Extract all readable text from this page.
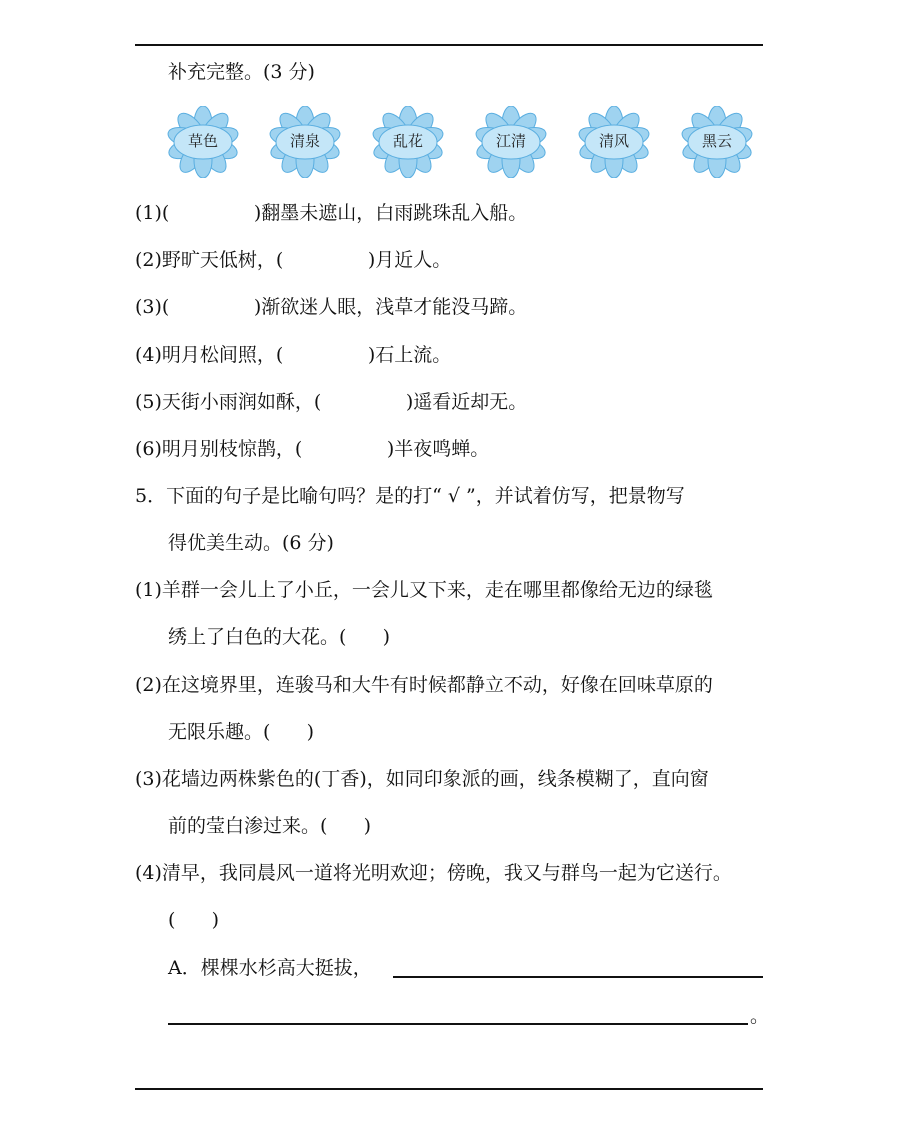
补充完整。(3 分)
草色	清泉	乱花	江清	清风	黑云
(1)(              )翻墨未遮山，白雨跳珠乱入船。
(2)野旷天低树，(              )月近人。
(3)(              )渐欲迷人眼，浅草才能没马蹄。
(4)明月松间照，(              )石上流。
(5)天街小雨润如酥，(              )遥看近却无。
(6)明月别枝惊鹊，(              )半夜鸣蝉。
5．下面的句子是比喻句吗？是的打“ √ ”，并试着仿写，把景物写
得优美生动。(6 分)
(1)羊群一会儿上了小丘，一会儿又下来，走在哪里都像给无边的绿毯
绣上了白色的大花。(      )
(2)在这境界里，连骏马和大牛有时候都静立不动，好像在回味草原的
无限乐趣。(      )
(3)花墙边两株紫色的(丁香)，如同印象派的画，线条模糊了，直向窗
前的莹白渗过来。(      )
(4)清早，我同晨风一道将光明欢迎；傍晚，我又与群鸟一起为它送行。
(      )
A．棵棵水杉高大挺拔，
。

::::

Quote each line of the listing exactly, but leave the pictures out.

Extract all readable text from this page.
补充完整。(3 分)
草色	清泉	乱花	江清	清风	黑云
(1)(              )翻墨未遮山，白雨跳珠乱入船。
(2)野旷天低树，(              )月近人。
(3)(              )渐欲迷人眼，浅草才能没马蹄。
(4)明月松间照，(              )石上流。
(5)天街小雨润如酥，(              )遥看近却无。
(6)明月别枝惊鹊，(              )半夜鸣蝉。
5．下面的句子是比喻句吗？是的打“ √ ”，并试着仿写，把景物写
得优美生动。(6 分)
(1)羊群一会儿上了小丘，一会儿又下来，走在哪里都像给无边的绿毯
绣上了白色的大花。(      )
(2)在这境界里，连骏马和大牛有时候都静立不动，好像在回味草原的
无限乐趣。(      )
(3)花墙边两株紫色的(丁香)，如同印象派的画，线条模糊了，直向窗
前的莹白渗过来。(      )
(4)清早，我同晨风一道将光明欢迎；傍晚，我又与群鸟一起为它送行。
(      )
A．棵棵水杉高大挺拔，
。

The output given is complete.